Work order A ->
Set down the stretch of the AudienceGPT getting-started guide from "Getting Started" through "from the sidebar.", word for word.
Work order B ->
Summarize the AudienceGPT getting-started guide in three sentences.

Passage for review ->

━━━━━━━━━━━━━━━━

Getting Started
AudienceGPT is an AI-powered audience taxonomy classification platform. You describe audience segments in natural language, and the AI classifies them into a structured 7-layer taxonomy used across the digital advertising ecosystem. This guide walks you through account setup, navigation, and your first classification.
Account Setup
Your organization administrator will invite you to AudienceGPT via email. Click the invitation link to create your account through Clerk, the authentication provider.
- Accept your invite -- Click the link in the invitation email.
- Create your account -- Set up your credentials through the Clerk sign-in flow. You can use email/password or a supported SSO provider.
- Choose your organization -- If you belong to multiple organizations, select the one you want to work with. You can switch organizations at any time from the sidebar.
If your organization uses SSO (Single Sign-On), your administrator will provide instructions specific to your identity provider.
Dashboard Overview
After signing in, you land on the Classify page (/classify), the primary interface for creating audience topics. The application is organized into several sections accessible from the left sidebar:
| Sidebar Item | Path | Purpose |
|---|---|---|
| Classify | /classify | Chat-based topic classification, campaign brief analysis, matrix generation |
| Library | /library | Browse, filter, and manage your classified topics |
| Import | /import | Bulk CSV import with column mapping and classification |
| Destinations | /destinations | Monitor activated segments and delivery health |
| Hygiene | /hygiene | Data health dashboard for outdated topics and stale activations |
The sidebar collapses on smaller screens. Use the hamburger menu icon to toggle it open.
Sidebar Navigation
The left sidebar provides quick access to all major features. At the bottom, you will find:
- Organization selector -- Switch between organizations if you belong to more than one.
- Your profile -- Access account settings and sign-out options.
The classify page is the hub for most day-to-day work. From here you can classify individual topics, upload campaign briefs, generate matrix taxonomies, and browse the global catalog -- all through a conversational chat interface.
Your First Classification
Let's walk through classifying your first audience topic step by step.
Step 1: Enter a Topic
Navigate to the Classify page. In the chat input at the bottom of the screen, type the name of an audience topic you want to classify. This should be a behavioral intent topic -- something people are actively researching or doing online.
Examples of good topics:
Toyota RAV4-- Brand/product interestKitchen Remodeling-- Service/function interestCybersecurity Solutions-- Solution interestOzempic-- Product/health interest
Type your topic and press Enter or click the send button.
Step 2: Provide Context (Gathering Phase)
The AI assistant will ask follow-up questions to gather context about your topic. This is the gathering phase of the conversation. You may be asked about:
- Keywords -- Additional terms related to the topic (e.g., "hybrid SUV, compact crossover")
- Category hints -- Which industry or vertical the topic belongs to
- Segment type -- Whether this is a B2B, B2C, or other segment
Answer the questions naturally. The AI uses your responses to improve classification accuracy.
The more context you provide, the more accurate the classification will be. If you are classifying a well-known brand or product, the AI may use web search to verify details automatically.

━━━━━━━━━━━━━━━━

Document structure recognition data:
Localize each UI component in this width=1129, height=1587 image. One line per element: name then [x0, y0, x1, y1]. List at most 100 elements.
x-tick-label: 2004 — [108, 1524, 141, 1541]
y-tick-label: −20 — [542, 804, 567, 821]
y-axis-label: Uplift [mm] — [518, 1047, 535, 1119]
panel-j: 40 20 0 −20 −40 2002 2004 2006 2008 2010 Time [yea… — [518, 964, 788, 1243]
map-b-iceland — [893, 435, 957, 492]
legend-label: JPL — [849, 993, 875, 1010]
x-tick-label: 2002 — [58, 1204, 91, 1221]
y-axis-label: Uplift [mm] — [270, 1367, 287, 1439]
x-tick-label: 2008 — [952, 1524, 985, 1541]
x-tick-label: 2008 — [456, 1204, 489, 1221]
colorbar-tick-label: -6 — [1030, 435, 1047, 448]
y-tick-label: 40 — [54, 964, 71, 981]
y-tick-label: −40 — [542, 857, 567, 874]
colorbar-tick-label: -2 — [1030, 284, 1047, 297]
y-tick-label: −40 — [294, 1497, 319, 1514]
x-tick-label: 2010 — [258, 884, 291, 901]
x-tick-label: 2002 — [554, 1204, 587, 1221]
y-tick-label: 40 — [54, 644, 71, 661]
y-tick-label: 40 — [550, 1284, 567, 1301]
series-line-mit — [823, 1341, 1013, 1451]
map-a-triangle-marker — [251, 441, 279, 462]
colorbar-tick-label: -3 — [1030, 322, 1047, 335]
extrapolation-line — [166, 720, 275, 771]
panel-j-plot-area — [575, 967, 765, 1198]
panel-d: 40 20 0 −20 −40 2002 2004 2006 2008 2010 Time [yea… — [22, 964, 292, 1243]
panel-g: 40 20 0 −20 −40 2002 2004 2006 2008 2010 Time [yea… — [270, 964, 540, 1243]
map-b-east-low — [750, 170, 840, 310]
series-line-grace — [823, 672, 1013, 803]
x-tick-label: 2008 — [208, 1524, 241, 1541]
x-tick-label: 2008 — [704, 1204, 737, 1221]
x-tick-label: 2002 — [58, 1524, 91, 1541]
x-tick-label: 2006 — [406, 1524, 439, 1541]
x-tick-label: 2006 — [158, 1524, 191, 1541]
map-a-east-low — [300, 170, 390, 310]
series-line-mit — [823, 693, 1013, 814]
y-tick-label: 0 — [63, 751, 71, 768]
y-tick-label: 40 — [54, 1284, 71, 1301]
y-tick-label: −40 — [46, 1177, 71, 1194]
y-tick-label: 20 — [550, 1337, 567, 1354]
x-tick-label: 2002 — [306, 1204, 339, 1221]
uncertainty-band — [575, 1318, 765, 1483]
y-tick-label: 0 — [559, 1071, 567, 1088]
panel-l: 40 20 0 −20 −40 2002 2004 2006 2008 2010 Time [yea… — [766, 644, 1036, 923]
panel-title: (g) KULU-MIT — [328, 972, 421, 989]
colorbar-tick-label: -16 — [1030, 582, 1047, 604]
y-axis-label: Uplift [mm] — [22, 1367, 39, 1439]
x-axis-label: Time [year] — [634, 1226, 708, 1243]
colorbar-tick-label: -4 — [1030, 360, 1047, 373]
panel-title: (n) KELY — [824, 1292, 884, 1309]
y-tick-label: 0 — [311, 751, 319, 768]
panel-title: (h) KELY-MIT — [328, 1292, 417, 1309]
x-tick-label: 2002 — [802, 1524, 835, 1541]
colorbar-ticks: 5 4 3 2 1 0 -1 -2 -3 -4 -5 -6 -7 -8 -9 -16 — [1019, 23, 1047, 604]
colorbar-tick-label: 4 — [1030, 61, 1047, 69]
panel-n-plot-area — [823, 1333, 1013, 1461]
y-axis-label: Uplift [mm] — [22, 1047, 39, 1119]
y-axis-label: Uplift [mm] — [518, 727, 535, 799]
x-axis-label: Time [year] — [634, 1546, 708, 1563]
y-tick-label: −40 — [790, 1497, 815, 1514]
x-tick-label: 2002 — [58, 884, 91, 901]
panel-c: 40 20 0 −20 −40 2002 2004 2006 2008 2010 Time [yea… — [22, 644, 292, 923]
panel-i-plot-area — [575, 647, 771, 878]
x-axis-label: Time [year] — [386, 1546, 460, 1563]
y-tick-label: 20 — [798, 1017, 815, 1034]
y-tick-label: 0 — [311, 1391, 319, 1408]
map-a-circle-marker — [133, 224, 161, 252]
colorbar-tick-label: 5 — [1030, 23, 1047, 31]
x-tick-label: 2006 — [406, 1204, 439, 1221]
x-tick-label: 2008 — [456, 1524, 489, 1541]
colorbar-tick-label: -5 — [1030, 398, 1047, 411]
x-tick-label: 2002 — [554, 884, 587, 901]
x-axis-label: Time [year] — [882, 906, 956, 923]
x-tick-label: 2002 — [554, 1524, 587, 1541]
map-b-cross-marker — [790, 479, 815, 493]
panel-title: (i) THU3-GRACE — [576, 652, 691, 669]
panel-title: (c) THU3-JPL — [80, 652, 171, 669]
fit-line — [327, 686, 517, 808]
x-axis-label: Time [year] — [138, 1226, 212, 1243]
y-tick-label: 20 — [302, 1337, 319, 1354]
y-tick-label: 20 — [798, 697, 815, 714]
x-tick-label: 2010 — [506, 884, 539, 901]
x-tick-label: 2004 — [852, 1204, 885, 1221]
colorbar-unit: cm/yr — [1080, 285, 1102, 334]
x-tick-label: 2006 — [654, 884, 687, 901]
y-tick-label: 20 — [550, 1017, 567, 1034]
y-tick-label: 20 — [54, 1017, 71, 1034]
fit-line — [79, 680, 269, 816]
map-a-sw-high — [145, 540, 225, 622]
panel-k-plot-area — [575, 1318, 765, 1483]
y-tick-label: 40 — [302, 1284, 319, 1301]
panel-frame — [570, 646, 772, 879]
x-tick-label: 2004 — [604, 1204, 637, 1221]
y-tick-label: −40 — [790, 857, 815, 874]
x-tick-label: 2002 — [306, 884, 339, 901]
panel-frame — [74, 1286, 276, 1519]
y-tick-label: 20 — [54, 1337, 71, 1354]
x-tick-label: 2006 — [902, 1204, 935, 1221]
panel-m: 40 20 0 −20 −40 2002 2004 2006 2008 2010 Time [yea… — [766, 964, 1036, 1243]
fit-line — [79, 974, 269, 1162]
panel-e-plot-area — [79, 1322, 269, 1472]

━━━━━━━━━━━━━━━━

Task solution A ->
Getting Started
AudienceGPT is an AI-powered audience taxonomy classification platform. You describe audience segments in natural language, and the AI classifies them into a structured 7-layer taxonomy used across the digital advertising ecosystem. This guide walks you through account setup, navigation, and your first classification.
Account Setup
Your organization administrator will invite you to AudienceGPT via email. Click the invitation link to create your account through Clerk, the authentication provider.
- Accept your invite -- Click the link in the invitation email.
- Create your account -- Set up your credentials through the Clerk sign-in flow. You can use email/password or a supported SSO provider.
- Choose your organization -- If you belong to multiple organizations, select the one you want to work with. You can switch organizations at any time from the sidebar.

Task solution B ->
AudienceGPT is an AI-powered platform that classifies natural-language descriptions of audience segments into a structured 7-layer taxonomy used across the digital advertising ecosystem. Users join through an email invitation from their organization administrator, create an account through Clerk, and then reach the Classify, Library, Import, Destinations, and Hygiene sections from the left sidebar. To classify a first topic, a user enters a behavioral intent topic in the chat input on the Classify page and answers the assistant's follow-up questions about keywords, category, and segment type, which improves classification accuracy.